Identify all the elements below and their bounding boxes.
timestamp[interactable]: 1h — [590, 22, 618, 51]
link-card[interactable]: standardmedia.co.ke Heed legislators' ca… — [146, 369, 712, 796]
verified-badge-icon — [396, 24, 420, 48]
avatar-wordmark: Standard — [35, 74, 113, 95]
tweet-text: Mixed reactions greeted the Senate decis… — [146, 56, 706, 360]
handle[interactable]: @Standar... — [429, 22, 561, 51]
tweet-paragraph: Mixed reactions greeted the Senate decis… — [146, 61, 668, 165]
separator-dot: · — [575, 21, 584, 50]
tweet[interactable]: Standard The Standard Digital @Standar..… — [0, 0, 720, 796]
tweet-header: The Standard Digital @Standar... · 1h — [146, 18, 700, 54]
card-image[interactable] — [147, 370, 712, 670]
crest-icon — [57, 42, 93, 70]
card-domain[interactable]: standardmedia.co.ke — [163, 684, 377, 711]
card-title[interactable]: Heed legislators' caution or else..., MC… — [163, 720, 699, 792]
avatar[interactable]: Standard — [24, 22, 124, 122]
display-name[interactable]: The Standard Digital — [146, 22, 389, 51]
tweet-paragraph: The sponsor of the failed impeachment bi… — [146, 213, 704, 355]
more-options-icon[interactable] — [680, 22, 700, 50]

◆ ◆ ◆ ◆

● **SET TASK**
Lay out the listing from its first line through the line containing "tweet[interactable]: Standard The" as a numbered list, with blank lines left out.

● **ANSWER TO THE EXERCISE**
1. Identify all the elements below and their bounding boxes.
2. timestamp[interactable]: 1h — [590, 22, 618, 51]
3. link-card[interactable]: standardmedia.co.ke Heed legislators' ca… — [146, 369, 712, 796]
4. verified-badge-icon — [396, 24, 420, 48]
5. avatar-wordmark: Standard — [35, 74, 113, 95]
6. tweet-text: Mixed reactions greeted the Senate decis… — [146, 56, 706, 360]
7. handle[interactable]: @Standar... — [429, 22, 561, 51]
8. tweet-paragraph: Mixed reactions greeted the Senate decis… — [146, 61, 668, 165]
9. separator-dot: · — [575, 21, 584, 50]
10. tweet[interactable]: Standard The Standard Digital @Standar..… — [0, 0, 720, 796]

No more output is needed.